-- Short problem --
Below are the records; reproduce all of them exactly but without any images.

..............................

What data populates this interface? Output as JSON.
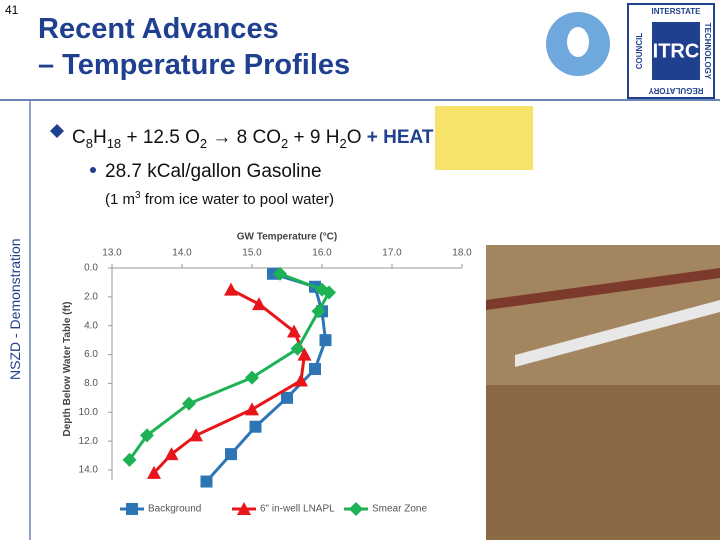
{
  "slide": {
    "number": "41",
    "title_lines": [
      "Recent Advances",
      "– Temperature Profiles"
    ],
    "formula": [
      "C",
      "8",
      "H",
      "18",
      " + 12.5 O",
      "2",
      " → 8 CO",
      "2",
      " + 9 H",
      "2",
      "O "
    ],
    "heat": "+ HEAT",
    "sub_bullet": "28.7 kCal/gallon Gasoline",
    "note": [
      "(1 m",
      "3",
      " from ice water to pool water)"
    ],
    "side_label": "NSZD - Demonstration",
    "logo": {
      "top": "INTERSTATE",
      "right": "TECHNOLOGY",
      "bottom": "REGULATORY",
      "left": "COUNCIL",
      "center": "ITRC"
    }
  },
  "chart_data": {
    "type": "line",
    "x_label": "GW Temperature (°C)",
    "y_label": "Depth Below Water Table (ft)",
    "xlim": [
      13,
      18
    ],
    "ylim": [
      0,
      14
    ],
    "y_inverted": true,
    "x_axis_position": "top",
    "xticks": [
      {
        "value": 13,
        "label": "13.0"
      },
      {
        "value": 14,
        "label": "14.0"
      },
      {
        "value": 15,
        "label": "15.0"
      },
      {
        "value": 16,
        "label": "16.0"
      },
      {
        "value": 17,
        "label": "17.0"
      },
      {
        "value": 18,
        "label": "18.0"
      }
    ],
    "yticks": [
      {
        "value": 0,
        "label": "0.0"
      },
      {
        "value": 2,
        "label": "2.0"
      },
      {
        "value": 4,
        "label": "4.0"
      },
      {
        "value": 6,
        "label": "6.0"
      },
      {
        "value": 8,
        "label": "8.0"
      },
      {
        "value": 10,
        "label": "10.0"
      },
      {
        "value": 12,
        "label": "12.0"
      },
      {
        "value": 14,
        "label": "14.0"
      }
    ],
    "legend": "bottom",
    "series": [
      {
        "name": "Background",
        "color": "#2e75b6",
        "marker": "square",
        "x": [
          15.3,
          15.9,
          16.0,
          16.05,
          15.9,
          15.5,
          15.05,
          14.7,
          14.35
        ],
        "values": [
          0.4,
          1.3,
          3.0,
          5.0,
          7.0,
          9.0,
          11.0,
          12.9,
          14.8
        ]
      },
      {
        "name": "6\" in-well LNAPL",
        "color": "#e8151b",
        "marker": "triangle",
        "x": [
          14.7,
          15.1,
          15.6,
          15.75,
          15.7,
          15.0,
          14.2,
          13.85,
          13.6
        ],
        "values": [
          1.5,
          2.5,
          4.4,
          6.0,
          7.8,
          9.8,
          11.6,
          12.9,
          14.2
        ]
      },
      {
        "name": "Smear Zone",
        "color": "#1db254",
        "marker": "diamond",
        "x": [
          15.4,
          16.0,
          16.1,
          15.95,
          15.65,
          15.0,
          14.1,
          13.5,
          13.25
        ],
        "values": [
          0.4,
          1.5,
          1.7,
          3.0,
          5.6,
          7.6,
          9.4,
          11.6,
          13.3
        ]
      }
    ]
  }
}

..............................

-- Expected answer --
What data populates this interface? Output as JSON.
{
  "slide": {
    "number": "41",
    "title_lines": [
      "Recent Advances",
      "– Temperature Profiles"
    ],
    "formula": [
      "C",
      "8",
      "H",
      "18",
      " + 12.5 O",
      "2",
      " → 8 CO",
      "2",
      " + 9 H",
      "2",
      "O "
    ],
    "heat": "+ HEAT",
    "sub_bullet": "28.7 kCal/gallon Gasoline",
    "note": [
      "(1 m",
      "3",
      " from ice water to pool water)"
    ],
    "side_label": "NSZD - Demonstration",
    "logo": {
      "top": "INTERSTATE",
      "right": "TECHNOLOGY",
      "bottom": "REGULATORY",
      "left": "COUNCIL",
      "center": "ITRC"
    }
  },
  "chart_data": {
    "type": "line",
    "x_label": "GW Temperature (°C)",
    "y_label": "Depth Below Water Table (ft)",
    "xlim": [
      13,
      18
    ],
    "ylim": [
      0,
      14
    ],
    "y_inverted": true,
    "x_axis_position": "top",
    "xticks": [
      {
        "value": 13,
        "label": "13.0"
      },
      {
        "value": 14,
        "label": "14.0"
      },
      {
        "value": 15,
        "label": "15.0"
      },
      {
        "value": 16,
        "label": "16.0"
      },
      {
        "value": 17,
        "label": "17.0"
      },
      {
        "value": 18,
        "label": "18.0"
      }
    ],
    "yticks": [
      {
        "value": 0,
        "label": "0.0"
      },
      {
        "value": 2,
        "label": "2.0"
      },
      {
        "value": 4,
        "label": "4.0"
      },
      {
        "value": 6,
        "label": "6.0"
      },
      {
        "value": 8,
        "label": "8.0"
      },
      {
        "value": 10,
        "label": "10.0"
      },
      {
        "value": 12,
        "label": "12.0"
      },
      {
        "value": 14,
        "label": "14.0"
      }
    ],
    "legend": "bottom",
    "series": [
      {
        "name": "Background",
        "color": "#2e75b6",
        "marker": "square",
        "x": [
          15.3,
          15.9,
          16.0,
          16.05,
          15.9,
          15.5,
          15.05,
          14.7,
          14.35
        ],
        "values": [
          0.4,
          1.3,
          3.0,
          5.0,
          7.0,
          9.0,
          11.0,
          12.9,
          14.8
        ]
      },
      {
        "name": "6\" in-well LNAPL",
        "color": "#e8151b",
        "marker": "triangle",
        "x": [
          14.7,
          15.1,
          15.6,
          15.75,
          15.7,
          15.0,
          14.2,
          13.85,
          13.6
        ],
        "values": [
          1.5,
          2.5,
          4.4,
          6.0,
          7.8,
          9.8,
          11.6,
          12.9,
          14.2
        ]
      },
      {
        "name": "Smear Zone",
        "color": "#1db254",
        "marker": "diamond",
        "x": [
          15.4,
          16.0,
          16.1,
          15.95,
          15.65,
          15.0,
          14.1,
          13.5,
          13.25
        ],
        "values": [
          0.4,
          1.5,
          1.7,
          3.0,
          5.6,
          7.6,
          9.4,
          11.6,
          13.3
        ]
      }
    ]
  }
}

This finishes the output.